## Dataset entries

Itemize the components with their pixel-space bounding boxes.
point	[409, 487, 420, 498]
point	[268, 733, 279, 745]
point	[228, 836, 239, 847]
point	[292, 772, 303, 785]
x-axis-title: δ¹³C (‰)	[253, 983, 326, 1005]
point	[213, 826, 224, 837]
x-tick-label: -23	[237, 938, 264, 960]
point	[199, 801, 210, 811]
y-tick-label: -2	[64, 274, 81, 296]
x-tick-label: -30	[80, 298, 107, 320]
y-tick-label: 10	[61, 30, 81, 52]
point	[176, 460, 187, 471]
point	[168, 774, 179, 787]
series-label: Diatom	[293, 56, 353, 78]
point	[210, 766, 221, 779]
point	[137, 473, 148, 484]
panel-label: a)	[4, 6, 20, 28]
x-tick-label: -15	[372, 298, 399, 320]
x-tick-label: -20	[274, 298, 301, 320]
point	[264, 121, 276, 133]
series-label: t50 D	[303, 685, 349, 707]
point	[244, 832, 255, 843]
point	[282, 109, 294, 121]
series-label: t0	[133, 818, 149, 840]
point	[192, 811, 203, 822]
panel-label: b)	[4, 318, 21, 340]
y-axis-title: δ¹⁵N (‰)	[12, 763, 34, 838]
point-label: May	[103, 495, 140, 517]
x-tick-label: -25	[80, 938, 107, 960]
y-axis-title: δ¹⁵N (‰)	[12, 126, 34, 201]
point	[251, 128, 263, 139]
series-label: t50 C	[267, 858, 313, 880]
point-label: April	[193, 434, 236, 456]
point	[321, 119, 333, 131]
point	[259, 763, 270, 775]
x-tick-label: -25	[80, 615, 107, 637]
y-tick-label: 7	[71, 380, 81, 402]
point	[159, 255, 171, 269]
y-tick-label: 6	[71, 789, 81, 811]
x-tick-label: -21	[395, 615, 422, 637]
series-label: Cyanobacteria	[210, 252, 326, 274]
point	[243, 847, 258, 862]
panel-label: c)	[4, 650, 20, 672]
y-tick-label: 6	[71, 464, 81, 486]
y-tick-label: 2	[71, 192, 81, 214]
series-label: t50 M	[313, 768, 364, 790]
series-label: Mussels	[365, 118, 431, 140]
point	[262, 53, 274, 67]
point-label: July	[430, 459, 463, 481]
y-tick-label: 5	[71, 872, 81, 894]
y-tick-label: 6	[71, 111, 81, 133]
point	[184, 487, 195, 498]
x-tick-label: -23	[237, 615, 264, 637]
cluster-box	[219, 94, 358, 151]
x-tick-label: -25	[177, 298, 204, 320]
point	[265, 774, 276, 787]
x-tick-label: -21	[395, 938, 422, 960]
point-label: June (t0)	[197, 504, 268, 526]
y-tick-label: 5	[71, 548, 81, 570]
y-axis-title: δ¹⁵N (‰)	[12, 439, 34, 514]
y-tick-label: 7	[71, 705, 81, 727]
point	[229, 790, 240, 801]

## Your assignment
What this exercise asks for is the data above, retyped exactly.

## Output for this task
Itemize the components with their pixel-space bounding boxes.
point	[409, 487, 420, 498]
point	[268, 733, 279, 745]
point	[228, 836, 239, 847]
point	[292, 772, 303, 785]
x-axis-title: δ¹³C (‰)	[253, 983, 326, 1005]
point	[213, 826, 224, 837]
x-tick-label: -23	[237, 938, 264, 960]
point	[199, 801, 210, 811]
y-tick-label: -2	[64, 274, 81, 296]
x-tick-label: -30	[80, 298, 107, 320]
y-tick-label: 10	[61, 30, 81, 52]
point	[176, 460, 187, 471]
point	[168, 774, 179, 787]
series-label: Diatom	[293, 56, 353, 78]
point	[210, 766, 221, 779]
point	[137, 473, 148, 484]
panel-label: a)	[4, 6, 20, 28]
x-tick-label: -15	[372, 298, 399, 320]
x-tick-label: -20	[274, 298, 301, 320]
point	[264, 121, 276, 133]
series-label: t50 D	[303, 685, 349, 707]
point	[244, 832, 255, 843]
point	[282, 109, 294, 121]
series-label: t0	[133, 818, 149, 840]
point	[192, 811, 203, 822]
panel-label: b)	[4, 318, 21, 340]
y-axis-title: δ¹⁵N (‰)	[12, 763, 34, 838]
point-label: May	[103, 495, 140, 517]
x-tick-label: -25	[80, 938, 107, 960]
y-axis-title: δ¹⁵N (‰)	[12, 126, 34, 201]
point	[251, 128, 263, 139]
series-label: t50 C	[267, 858, 313, 880]
point-label: April	[193, 434, 236, 456]
point	[321, 119, 333, 131]
point	[259, 763, 270, 775]
x-tick-label: -25	[80, 615, 107, 637]
y-tick-label: 7	[71, 380, 81, 402]
point	[159, 255, 171, 269]
y-tick-label: 6	[71, 789, 81, 811]
x-tick-label: -21	[395, 615, 422, 637]
series-label: Cyanobacteria	[210, 252, 326, 274]
point	[243, 847, 258, 862]
panel-label: c)	[4, 650, 20, 672]
y-tick-label: 6	[71, 464, 81, 486]
y-tick-label: 2	[71, 192, 81, 214]
series-label: t50 M	[313, 768, 364, 790]
series-label: Mussels	[365, 118, 431, 140]
point	[262, 53, 274, 67]
point-label: July	[430, 459, 463, 481]
y-tick-label: 5	[71, 872, 81, 894]
y-tick-label: 6	[71, 111, 81, 133]
point	[184, 487, 195, 498]
x-tick-label: -23	[237, 615, 264, 637]
cluster-box	[219, 94, 358, 151]
x-tick-label: -25	[177, 298, 204, 320]
point	[265, 774, 276, 787]
x-tick-label: -21	[395, 938, 422, 960]
point-label: June (t0)	[197, 504, 268, 526]
y-tick-label: 5	[71, 548, 81, 570]
y-axis-title: δ¹⁵N (‰)	[12, 439, 34, 514]
y-tick-label: 7	[71, 705, 81, 727]
point	[229, 790, 240, 801]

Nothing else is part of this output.